Short task
Copy all of the material below exactly.

(Dataset records)
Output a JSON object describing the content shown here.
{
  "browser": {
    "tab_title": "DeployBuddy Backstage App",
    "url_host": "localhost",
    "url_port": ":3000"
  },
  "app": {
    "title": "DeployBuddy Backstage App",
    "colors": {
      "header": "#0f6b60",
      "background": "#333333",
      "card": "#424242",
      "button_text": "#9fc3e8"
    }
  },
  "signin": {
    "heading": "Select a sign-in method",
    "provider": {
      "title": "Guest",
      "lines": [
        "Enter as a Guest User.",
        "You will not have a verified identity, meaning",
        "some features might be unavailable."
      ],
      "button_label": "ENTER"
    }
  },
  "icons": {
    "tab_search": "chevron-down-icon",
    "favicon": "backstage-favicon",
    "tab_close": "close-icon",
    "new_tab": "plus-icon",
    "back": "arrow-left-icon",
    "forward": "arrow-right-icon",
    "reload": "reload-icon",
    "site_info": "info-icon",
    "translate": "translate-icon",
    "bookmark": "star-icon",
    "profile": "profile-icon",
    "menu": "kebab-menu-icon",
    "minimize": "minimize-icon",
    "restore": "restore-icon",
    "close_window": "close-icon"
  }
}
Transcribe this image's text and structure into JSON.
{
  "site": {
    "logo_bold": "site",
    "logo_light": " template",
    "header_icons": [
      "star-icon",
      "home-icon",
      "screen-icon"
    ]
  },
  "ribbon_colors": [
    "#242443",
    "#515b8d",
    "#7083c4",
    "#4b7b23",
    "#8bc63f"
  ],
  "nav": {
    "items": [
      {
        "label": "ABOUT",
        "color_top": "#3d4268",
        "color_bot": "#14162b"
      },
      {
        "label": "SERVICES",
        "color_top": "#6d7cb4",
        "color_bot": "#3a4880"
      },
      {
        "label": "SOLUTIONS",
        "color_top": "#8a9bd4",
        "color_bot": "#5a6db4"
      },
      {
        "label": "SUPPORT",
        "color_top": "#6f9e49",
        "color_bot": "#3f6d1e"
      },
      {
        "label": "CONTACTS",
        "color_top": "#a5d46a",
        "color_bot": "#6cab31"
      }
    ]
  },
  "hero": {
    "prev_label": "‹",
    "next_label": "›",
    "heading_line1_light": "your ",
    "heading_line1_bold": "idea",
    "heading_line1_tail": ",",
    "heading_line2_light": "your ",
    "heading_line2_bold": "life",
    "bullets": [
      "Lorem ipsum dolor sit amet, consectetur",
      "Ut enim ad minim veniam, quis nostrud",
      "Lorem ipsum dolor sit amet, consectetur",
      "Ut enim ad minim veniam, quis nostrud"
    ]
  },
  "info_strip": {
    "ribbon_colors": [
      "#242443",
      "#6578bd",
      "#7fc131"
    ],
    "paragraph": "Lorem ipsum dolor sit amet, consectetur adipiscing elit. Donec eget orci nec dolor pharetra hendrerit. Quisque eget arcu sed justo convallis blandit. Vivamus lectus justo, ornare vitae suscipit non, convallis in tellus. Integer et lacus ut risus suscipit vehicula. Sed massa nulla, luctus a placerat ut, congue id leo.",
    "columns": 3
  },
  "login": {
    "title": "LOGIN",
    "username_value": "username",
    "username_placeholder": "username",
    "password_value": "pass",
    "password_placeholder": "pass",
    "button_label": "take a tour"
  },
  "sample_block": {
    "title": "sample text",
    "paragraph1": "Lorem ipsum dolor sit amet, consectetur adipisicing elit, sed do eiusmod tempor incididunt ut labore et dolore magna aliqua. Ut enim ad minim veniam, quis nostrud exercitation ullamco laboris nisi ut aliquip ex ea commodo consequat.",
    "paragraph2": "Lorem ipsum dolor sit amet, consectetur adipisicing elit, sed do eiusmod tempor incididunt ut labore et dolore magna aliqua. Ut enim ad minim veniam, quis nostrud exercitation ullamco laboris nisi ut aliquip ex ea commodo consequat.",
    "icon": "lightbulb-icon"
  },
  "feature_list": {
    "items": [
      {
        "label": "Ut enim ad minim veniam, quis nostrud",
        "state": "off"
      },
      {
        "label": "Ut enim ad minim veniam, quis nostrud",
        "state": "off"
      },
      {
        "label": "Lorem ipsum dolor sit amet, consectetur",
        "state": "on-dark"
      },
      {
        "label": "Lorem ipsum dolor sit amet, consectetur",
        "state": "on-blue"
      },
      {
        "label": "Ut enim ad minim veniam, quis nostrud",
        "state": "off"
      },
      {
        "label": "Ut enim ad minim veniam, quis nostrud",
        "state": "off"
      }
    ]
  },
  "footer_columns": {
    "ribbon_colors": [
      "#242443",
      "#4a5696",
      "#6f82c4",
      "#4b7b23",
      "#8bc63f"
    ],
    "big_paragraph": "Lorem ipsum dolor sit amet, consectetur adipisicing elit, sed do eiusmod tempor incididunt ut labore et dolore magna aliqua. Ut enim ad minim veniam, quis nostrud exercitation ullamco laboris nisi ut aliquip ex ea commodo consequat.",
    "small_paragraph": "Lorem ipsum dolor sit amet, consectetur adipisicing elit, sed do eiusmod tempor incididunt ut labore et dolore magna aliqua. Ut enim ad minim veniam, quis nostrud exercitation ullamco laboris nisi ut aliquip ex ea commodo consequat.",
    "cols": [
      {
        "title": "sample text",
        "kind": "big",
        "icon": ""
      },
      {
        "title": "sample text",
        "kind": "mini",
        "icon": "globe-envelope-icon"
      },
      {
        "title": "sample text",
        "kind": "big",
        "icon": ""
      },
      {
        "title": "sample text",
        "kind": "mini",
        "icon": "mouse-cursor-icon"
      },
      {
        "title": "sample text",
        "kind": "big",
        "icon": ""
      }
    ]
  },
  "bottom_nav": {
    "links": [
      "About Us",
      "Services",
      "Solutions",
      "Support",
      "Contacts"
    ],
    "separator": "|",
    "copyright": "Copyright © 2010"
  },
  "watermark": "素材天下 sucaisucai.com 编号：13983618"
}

Result below
Output a JSON object describing the content shown here.
{
  "browser": {
    "tab_title": "DeployBuddy Backstage App",
    "url_host": "localhost",
    "url_port": ":3000"
  },
  "app": {
    "title": "DeployBuddy Backstage App",
    "colors": {
      "header": "#0f6b60",
      "background": "#333333",
      "card": "#424242",
      "button_text": "#9fc3e8"
    }
  },
  "signin": {
    "heading": "Select a sign-in method",
    "provider": {
      "title": "Guest",
      "lines": [
        "Enter as a Guest User.",
        "You will not have a verified identity, meaning",
        "some features might be unavailable."
      ],
      "button_label": "ENTER"
    }
  },
  "icons": {
    "tab_search": "chevron-down-icon",
    "favicon": "backstage-favicon",
    "tab_close": "close-icon",
    "new_tab": "plus-icon",
    "back": "arrow-left-icon",
    "forward": "arrow-right-icon",
    "reload": "reload-icon",
    "site_info": "info-icon",
    "translate": "translate-icon",
    "bookmark": "star-icon",
    "profile": "profile-icon",
    "menu": "kebab-menu-icon",
    "minimize": "minimize-icon",
    "restore": "restore-icon",
    "close_window": "close-icon"
  }
}
Transcribe this image's text and structure into JSON.
{
  "site": {
    "logo_bold": "site",
    "logo_light": " template",
    "header_icons": [
      "star-icon",
      "home-icon",
      "screen-icon"
    ]
  },
  "ribbon_colors": [
    "#242443",
    "#515b8d",
    "#7083c4",
    "#4b7b23",
    "#8bc63f"
  ],
  "nav": {
    "items": [
      {
        "label": "ABOUT",
        "color_top": "#3d4268",
        "color_bot": "#14162b"
      },
      {
        "label": "SERVICES",
        "color_top": "#6d7cb4",
        "color_bot": "#3a4880"
      },
      {
        "label": "SOLUTIONS",
        "color_top": "#8a9bd4",
        "color_bot": "#5a6db4"
      },
      {
        "label": "SUPPORT",
        "color_top": "#6f9e49",
        "color_bot": "#3f6d1e"
      },
      {
        "label": "CONTACTS",
        "color_top": "#a5d46a",
        "color_bot": "#6cab31"
      }
    ]
  },
  "hero": {
    "prev_label": "‹",
    "next_label": "›",
    "heading_line1_light": "your ",
    "heading_line1_bold": "idea",
    "heading_line1_tail": ",",
    "heading_line2_light": "your ",
    "heading_line2_bold": "life",
    "bullets": [
      "Lorem ipsum dolor sit amet, consectetur",
      "Ut enim ad minim veniam, quis nostrud",
      "Lorem ipsum dolor sit amet, consectetur",
      "Ut enim ad minim veniam, quis nostrud"
    ]
  },
  "info_strip": {
    "ribbon_colors": [
      "#242443",
      "#6578bd",
      "#7fc131"
    ],
    "paragraph": "Lorem ipsum dolor sit amet, consectetur adipiscing elit. Donec eget orci nec dolor pharetra hendrerit. Quisque eget arcu sed justo convallis blandit. Vivamus lectus justo, ornare vitae suscipit non, convallis in tellus. Integer et lacus ut risus suscipit vehicula. Sed massa nulla, luctus a placerat ut, congue id leo.",
    "columns": 3
  },
  "login": {
    "title": "LOGIN",
    "username_value": "username",
    "username_placeholder": "username",
    "password_value": "pass",
    "password_placeholder": "pass",
    "button_label": "take a tour"
  },
  "sample_block": {
    "title": "sample text",
    "paragraph1": "Lorem ipsum dolor sit amet, consectetur adipisicing elit, sed do eiusmod tempor incididunt ut labore et dolore magna aliqua. Ut enim ad minim veniam, quis nostrud exercitation ullamco laboris nisi ut aliquip ex ea commodo consequat.",
    "paragraph2": "Lorem ipsum dolor sit amet, consectetur adipisicing elit, sed do eiusmod tempor incididunt ut labore et dolore magna aliqua. Ut enim ad minim veniam, quis nostrud exercitation ullamco laboris nisi ut aliquip ex ea commodo consequat.",
    "icon": "lightbulb-icon"
  },
  "feature_list": {
    "items": [
      {
        "label": "Ut enim ad minim veniam, quis nostrud",
        "state": "off"
      },
      {
        "label": "Ut enim ad minim veniam, quis nostrud",
        "state": "off"
      },
      {
        "label": "Lorem ipsum dolor sit amet, consectetur",
        "state": "on-dark"
      },
      {
        "label": "Lorem ipsum dolor sit amet, consectetur",
        "state": "on-blue"
      },
      {
        "label": "Ut enim ad minim veniam, quis nostrud",
        "state": "off"
      },
      {
        "label": "Ut enim ad minim veniam, quis nostrud",
        "state": "off"
      }
    ]
  },
  "footer_columns": {
    "ribbon_colors": [
      "#242443",
      "#4a5696",
      "#6f82c4",
      "#4b7b23",
      "#8bc63f"
    ],
    "big_paragraph": "Lorem ipsum dolor sit amet, consectetur adipisicing elit, sed do eiusmod tempor incididunt ut labore et dolore magna aliqua. Ut enim ad minim veniam, quis nostrud exercitation ullamco laboris nisi ut aliquip ex ea commodo consequat.",
    "small_paragraph": "Lorem ipsum dolor sit amet, consectetur adipisicing elit, sed do eiusmod tempor incididunt ut labore et dolore magna aliqua. Ut enim ad minim veniam, quis nostrud exercitation ullamco laboris nisi ut aliquip ex ea commodo consequat.",
    "cols": [
      {
        "title": "sample text",
        "kind": "big",
        "icon": ""
      },
      {
        "title": "sample text",
        "kind": "mini",
        "icon": "globe-envelope-icon"
      },
      {
        "title": "sample text",
        "kind": "big",
        "icon": ""
      },
      {
        "title": "sample text",
        "kind": "mini",
        "icon": "mouse-cursor-icon"
      },
      {
        "title": "sample text",
        "kind": "big",
        "icon": ""
      }
    ]
  },
  "bottom_nav": {
    "links": [
      "About Us",
      "Services",
      "Solutions",
      "Support",
      "Contacts"
    ],
    "separator": "|",
    "copyright": "Copyright © 2010"
  },
  "watermark": "素材天下 sucaisucai.com 编号：13983618"
}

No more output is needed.